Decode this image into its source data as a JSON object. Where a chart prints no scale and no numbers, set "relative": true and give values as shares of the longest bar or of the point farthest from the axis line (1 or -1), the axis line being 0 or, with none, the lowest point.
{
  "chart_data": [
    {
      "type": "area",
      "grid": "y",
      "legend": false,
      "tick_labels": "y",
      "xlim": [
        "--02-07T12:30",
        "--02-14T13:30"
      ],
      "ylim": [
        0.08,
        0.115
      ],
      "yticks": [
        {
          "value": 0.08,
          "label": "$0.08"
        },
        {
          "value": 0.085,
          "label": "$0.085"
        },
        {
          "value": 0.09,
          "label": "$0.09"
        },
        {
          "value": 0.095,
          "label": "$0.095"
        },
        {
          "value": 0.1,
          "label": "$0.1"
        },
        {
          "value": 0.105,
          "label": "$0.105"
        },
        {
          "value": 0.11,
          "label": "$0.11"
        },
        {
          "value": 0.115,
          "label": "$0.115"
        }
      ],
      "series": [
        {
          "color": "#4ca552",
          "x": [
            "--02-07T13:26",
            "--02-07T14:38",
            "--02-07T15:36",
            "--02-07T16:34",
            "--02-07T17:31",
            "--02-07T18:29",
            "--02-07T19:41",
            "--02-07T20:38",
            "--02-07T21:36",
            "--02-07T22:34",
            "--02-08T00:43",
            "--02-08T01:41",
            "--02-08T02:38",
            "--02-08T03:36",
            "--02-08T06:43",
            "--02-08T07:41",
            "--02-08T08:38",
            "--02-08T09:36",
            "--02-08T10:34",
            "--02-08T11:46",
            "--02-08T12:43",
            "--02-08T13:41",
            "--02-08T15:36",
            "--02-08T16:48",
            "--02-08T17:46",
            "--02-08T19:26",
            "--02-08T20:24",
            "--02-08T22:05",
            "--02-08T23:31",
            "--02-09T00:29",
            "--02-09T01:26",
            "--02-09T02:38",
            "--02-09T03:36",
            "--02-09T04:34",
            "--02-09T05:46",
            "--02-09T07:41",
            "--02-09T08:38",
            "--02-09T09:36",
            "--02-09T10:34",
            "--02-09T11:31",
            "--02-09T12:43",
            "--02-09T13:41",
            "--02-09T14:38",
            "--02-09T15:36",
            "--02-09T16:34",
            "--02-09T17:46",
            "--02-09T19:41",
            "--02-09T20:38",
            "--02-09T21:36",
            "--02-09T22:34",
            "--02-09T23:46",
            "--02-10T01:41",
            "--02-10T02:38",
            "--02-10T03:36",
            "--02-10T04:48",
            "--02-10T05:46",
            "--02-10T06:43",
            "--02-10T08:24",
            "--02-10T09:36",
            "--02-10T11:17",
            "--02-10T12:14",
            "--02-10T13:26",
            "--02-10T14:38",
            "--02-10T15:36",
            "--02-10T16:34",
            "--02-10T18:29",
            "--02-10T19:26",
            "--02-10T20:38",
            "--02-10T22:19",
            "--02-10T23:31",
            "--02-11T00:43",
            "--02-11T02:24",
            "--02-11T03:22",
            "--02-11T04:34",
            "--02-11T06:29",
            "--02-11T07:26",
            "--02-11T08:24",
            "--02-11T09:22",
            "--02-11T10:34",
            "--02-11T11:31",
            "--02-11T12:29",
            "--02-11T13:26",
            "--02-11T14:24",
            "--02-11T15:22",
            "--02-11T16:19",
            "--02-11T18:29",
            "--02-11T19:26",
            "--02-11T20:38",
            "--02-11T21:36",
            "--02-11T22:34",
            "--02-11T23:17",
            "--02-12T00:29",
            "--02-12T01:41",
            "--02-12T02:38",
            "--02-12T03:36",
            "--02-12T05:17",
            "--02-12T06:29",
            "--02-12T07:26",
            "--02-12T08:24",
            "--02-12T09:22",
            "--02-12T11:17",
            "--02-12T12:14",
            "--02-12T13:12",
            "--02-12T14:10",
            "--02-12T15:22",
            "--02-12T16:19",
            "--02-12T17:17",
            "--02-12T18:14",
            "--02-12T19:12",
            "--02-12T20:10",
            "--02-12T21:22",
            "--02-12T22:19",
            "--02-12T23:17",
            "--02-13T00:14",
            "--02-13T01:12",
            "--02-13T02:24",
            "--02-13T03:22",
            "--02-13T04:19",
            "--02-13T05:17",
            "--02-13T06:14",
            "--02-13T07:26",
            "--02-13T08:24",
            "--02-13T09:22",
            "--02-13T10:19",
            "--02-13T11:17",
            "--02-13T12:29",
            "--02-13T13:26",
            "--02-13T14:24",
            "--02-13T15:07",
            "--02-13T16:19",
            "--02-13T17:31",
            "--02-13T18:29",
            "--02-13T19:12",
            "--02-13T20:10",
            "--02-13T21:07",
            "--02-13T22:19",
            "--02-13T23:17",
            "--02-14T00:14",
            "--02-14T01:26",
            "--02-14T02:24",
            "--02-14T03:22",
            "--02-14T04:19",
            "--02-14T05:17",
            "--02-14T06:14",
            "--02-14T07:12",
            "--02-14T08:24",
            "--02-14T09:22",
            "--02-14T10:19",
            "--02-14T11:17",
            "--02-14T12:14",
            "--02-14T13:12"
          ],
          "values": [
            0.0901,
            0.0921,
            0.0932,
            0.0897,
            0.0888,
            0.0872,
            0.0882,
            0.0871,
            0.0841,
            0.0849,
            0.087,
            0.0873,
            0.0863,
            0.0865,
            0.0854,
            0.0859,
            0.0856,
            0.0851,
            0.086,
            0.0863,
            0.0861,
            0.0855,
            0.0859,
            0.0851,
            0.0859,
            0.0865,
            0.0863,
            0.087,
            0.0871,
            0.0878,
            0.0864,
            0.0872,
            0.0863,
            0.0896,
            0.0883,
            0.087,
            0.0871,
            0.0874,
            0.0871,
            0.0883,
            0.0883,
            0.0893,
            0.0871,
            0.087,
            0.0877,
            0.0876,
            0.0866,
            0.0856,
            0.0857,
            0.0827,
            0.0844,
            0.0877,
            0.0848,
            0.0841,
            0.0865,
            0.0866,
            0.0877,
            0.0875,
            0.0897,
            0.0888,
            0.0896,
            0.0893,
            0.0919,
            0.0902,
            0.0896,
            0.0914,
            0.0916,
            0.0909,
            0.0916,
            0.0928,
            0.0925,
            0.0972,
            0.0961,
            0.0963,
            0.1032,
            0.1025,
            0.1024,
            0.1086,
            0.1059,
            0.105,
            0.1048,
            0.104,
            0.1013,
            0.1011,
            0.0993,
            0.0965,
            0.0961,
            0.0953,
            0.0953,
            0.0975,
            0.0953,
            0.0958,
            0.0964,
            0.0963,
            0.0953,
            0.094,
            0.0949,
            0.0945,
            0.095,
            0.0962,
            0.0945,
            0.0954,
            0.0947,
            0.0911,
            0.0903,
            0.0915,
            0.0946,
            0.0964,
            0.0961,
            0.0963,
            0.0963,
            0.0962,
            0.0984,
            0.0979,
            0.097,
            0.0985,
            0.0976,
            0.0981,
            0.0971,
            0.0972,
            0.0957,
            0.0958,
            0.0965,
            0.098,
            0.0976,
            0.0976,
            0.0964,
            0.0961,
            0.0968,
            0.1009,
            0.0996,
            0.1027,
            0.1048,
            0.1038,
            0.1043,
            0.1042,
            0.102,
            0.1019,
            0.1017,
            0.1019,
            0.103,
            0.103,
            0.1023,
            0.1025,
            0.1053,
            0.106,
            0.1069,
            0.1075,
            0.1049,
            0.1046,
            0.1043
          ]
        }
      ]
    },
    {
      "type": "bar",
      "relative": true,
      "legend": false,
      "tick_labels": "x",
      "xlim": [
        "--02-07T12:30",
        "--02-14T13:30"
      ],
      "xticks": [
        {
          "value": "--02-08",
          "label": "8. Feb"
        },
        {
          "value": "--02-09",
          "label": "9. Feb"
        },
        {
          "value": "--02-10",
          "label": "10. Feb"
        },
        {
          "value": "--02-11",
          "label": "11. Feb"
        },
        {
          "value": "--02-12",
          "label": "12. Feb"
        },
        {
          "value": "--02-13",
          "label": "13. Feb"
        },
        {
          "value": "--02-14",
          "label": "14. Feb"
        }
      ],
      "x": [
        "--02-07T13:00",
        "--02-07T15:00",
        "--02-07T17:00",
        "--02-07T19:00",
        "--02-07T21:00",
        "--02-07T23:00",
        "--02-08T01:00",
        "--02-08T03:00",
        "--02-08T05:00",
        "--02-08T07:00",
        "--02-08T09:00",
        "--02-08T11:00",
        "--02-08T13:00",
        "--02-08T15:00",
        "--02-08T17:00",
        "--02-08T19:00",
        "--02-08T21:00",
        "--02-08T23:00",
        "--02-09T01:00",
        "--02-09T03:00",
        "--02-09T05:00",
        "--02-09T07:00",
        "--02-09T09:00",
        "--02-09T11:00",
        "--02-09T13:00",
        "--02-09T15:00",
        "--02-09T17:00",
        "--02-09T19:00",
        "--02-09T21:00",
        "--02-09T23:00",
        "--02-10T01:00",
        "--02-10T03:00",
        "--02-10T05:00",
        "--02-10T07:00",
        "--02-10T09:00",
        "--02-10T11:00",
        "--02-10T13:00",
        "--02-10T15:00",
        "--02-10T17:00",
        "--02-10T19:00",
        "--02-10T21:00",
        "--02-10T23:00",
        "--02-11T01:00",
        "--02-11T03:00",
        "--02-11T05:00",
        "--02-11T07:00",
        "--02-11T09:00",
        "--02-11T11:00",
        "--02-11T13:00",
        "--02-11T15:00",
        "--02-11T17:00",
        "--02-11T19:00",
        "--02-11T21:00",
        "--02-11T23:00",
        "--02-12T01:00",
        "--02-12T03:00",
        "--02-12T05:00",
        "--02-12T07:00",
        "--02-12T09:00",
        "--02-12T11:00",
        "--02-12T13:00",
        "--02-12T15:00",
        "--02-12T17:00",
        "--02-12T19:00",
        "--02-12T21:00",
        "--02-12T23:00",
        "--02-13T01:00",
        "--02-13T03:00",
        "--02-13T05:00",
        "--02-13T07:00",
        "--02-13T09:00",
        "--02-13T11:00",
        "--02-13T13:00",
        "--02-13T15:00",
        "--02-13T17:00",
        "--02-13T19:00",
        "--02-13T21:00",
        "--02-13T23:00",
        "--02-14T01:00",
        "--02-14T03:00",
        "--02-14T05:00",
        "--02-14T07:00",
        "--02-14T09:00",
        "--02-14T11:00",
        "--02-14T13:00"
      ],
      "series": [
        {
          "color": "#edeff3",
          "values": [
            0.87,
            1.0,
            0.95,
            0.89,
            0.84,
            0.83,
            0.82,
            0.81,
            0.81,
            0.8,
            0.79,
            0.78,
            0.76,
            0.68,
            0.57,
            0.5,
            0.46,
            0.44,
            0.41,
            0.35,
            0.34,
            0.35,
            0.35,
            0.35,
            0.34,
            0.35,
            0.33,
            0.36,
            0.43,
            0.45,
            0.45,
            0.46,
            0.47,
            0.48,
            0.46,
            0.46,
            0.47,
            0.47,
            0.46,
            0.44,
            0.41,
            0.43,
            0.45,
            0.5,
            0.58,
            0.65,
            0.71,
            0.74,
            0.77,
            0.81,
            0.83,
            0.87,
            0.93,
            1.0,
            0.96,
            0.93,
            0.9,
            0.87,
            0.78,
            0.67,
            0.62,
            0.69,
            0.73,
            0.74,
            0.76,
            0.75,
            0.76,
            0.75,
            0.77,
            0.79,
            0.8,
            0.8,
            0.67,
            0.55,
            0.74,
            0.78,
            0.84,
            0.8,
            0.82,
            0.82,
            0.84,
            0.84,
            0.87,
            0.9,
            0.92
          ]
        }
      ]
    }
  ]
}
■ ■ ■ ■ ■
SET TASK:
Exactly how many lines contain "true"? State the number and nothing else.

FINISHED EXERCISE:
2